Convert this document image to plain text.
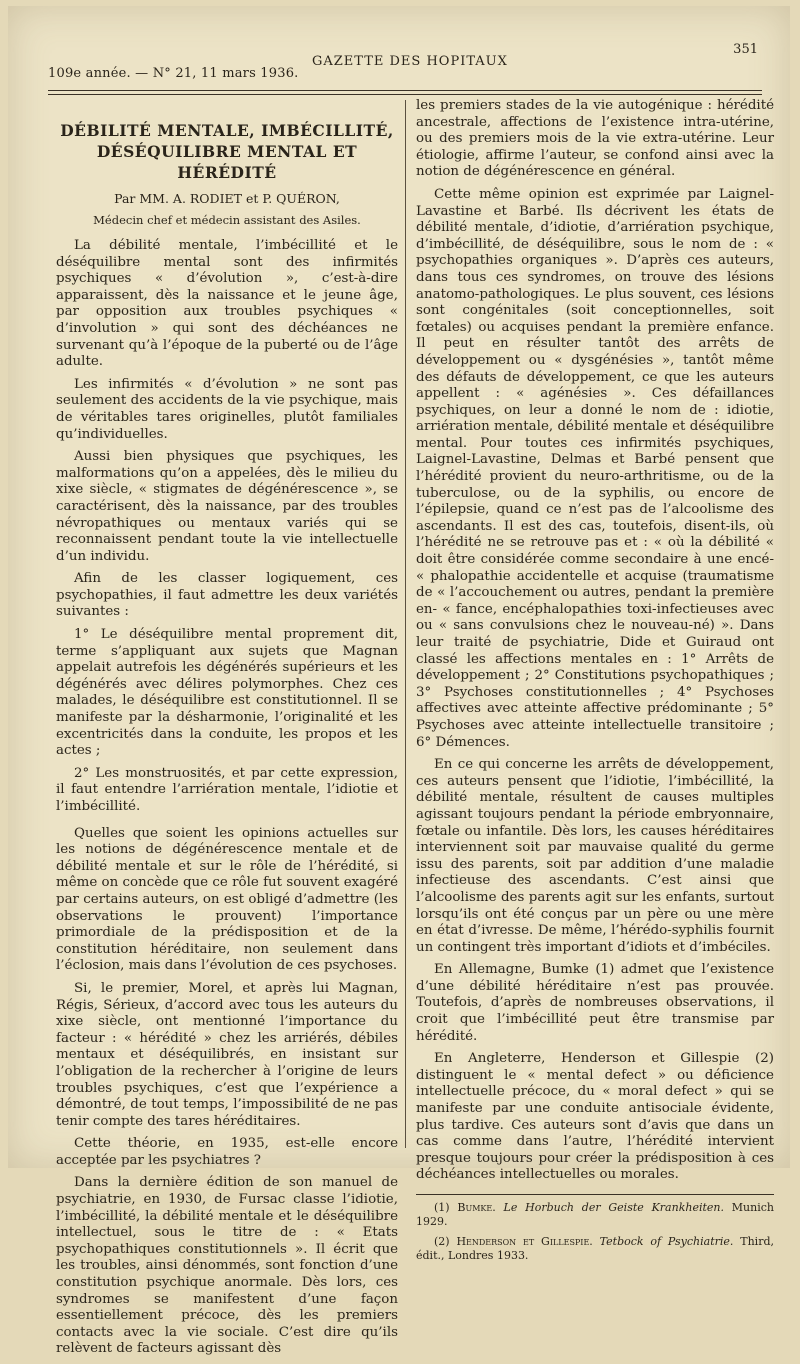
109e année. — N° 21, 11 mars 1936.
GAZETTE DES HOPITAUX
351
DÉBILITÉ MENTALE, IMBÉCILLITÉ,
DÉSÉQUILIBRE MENTAL ET HÉRÉDITÉ

Par MM. A. RODIET et P. QUÉRON,

Médecin chef et médecin assistant des Asiles.

La débilité mentale, l’imbécillité et le déséquilibre mental sont des infirmités psychiques « d’évolution », c’est-à-dire apparaissent, dès la naissance et le jeune âge, par opposition aux troubles psychiques « d’involution » qui sont des déchéances ne survenant qu’à l’époque de la puberté ou de l’âge adulte.

Les infirmités « d’évolution » ne sont pas seulement des accidents de la vie psychique, mais de véritables tares originelles, plutôt familiales qu’individuelles.

Aussi bien physiques que psychiques, les malformations qu’on a appelées, dès le milieu du xixe siècle, « stigmates de dégénérescence », se caractérisent, dès la naissance, par des troubles névropathiques ou mentaux variés qui se reconnaissent pendant toute la vie intellectuelle d’un individu.

Afin de les classer logiquement, ces psychopathies, il faut admettre les deux variétés suivantes :

1° Le déséquilibre mental proprement dit, terme s’appliquant aux sujets que Magnan appelait autrefois les dégénérés supérieurs et les dégénérés avec délires polymorphes. Chez ces malades, le déséquilibre est constitutionnel. Il se manifeste par la désharmonie, l’originalité et les excentricités dans la conduite, les propos et les actes ;

2° Les monstruosités, et par cette expression, il faut entendre l’arriération mentale, l’idiotie et l’imbécillité.

Quelles que soient les opinions actuelles sur les notions de dégénérescence mentale et de débilité mentale et sur le rôle de l’hérédité, si même on concède que ce rôle fut souvent exagéré par certains auteurs, on est obligé d’admettre (les observations le prouvent) l’importance primordiale de la prédisposition et de la constitution héréditaire, non seulement dans l’éclosion, mais dans l’évolution de ces psychoses.

Si, le premier, Morel, et après lui Magnan, Régis, Sérieux, d’accord avec tous les auteurs du xixe siècle, ont mentionné l’importance du facteur : « hérédité » chez les arriérés, débiles mentaux et déséquilibrés, en insistant sur l’obligation de la rechercher à l’origine de leurs troubles psychiques, c’est que l’expérience a démontré, de tout temps, l’impossibilité de ne pas tenir compte des tares héréditaires.

Cette théorie, en 1935, est-elle encore acceptée par les psychiatres ?

Dans la dernière édition de son manuel de psychiatrie, en 1930, de Fursac classe l’idiotie, l’imbécillité, la débilité mentale et le déséquilibre intellectuel, sous le titre de : « Etats psychopathiques constitutionnels ». Il écrit que les troubles, ainsi dénommés, sont fonction d’une constitution psychique anormale. Dès lors, ces syndromes se manifestent d’une façon essentiellement précoce, dès les premiers contacts avec la vie sociale. C’est dire qu’ils relèvent de facteurs agissant dès

les premiers stades de la vie autogénique : hérédité ancestrale, affections de l’existence intra-utérine, ou des premiers mois de la vie extra-utérine. Leur étiologie, affirme l’auteur, se confond ainsi avec la notion de dégénérescence en général.

Cette même opinion est exprimée par Laignel-Lavastine et Barbé. Ils décrivent les états de débilité mentale, d’idiotie, d’arriération psychique, d’imbécillité, de déséquilibre, sous le nom de : « psychopathies organiques ». D’après ces auteurs, dans tous ces syndromes, on trouve des lésions anatomo-pathologiques. Le plus souvent, ces lésions sont congénitales (soit conceptionnelles, soit fœtales) ou acquises pendant la première enfance. Il peut en résulter tantôt des arrêts de développement ou « dysgénésies », tantôt même des défauts de développement, ce que les auteurs appellent : « agénésies ». Ces défaillances psychiques, on leur a donné le nom de : idiotie, arriération mentale, débilité mentale et déséquilibre mental. Pour toutes ces infirmités psychiques, Laignel-Lavastine, Delmas et Barbé pensent que l’hérédité provient du neuro-arthritisme, ou de la tuberculose, ou de la syphilis, ou encore de l’épilepsie, quand ce n’est pas de l’alcoolisme des ascendants. Il est des cas, toutefois, disent-ils, où l’hérédité ne se retrouve pas et : « où la débilité « doit être considérée comme secondaire à une encé- « phalopathie accidentelle et acquise (traumatisme de « l’accouchement ou autres, pendant la première en- « fance, encéphalopathies toxi-infectieuses avec ou « sans convulsions chez le nouveau-né) ». Dans leur traité de psychiatrie, Dide et Guiraud ont classé les affections mentales en : 1° Arrêts de développement ; 2° Constitutions psychopathiques ; 3° Psychoses constitutionnelles ; 4° Psychoses affectives avec atteinte affective prédominante ; 5° Psychoses avec atteinte intellectuelle transitoire ; 6° Démences.

En ce qui concerne les arrêts de développement, ces auteurs pensent que l’idiotie, l’imbécillité, la débilité mentale, résultent de causes multiples agissant toujours pendant la période embryonnaire, fœtale ou infantile. Dès lors, les causes héréditaires interviennent soit par mauvaise qualité du germe issu des parents, soit par addition d’une maladie infectieuse des ascendants. C’est ainsi que l’alcoolisme des parents agit sur les enfants, surtout lorsqu’ils ont été conçus par un père ou une mère en état d’ivresse. De même, l’hérédo-syphilis fournit un contingent très important d’idiots et d’imbéciles.

En Allemagne, Bumke (1) admet que l’existence d’une débilité héréditaire n’est pas prouvée. Toutefois, d’après de nombreuses observations, il croit que l’imbécillité peut être transmise par hérédité.

En Angleterre, Henderson et Gillespie (2) distinguent le « mental defect » ou déficience intellectuelle précoce, du « moral defect » qui se manifeste par une conduite antisociale évidente, plus tardive. Ces auteurs sont d’avis que dans un cas comme dans l’autre, l’hérédité intervient presque toujours pour créer la prédisposition à ces déchéances intellectuelles ou morales.

(1) Bumke. Le Horbuch der Geiste Krankheiten. Munich 1929.

(2) Henderson et Gillespie. Tetbock of Psychiatrie. Third, édit., Londres 1933.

--

Search the data above for lines holding "Bumke" and copy each of them.

_The result_
En Allemagne, Bumke (1) admet que l’existence d’une débilité héréditaire n’est pas prouvée. Toutefois, d’après de nombreuses observations, il croit que l’imbécillité peut être transmise par hérédité.
(1) Bumke. Le Horbuch der Geiste Krankheiten. Munich 1929.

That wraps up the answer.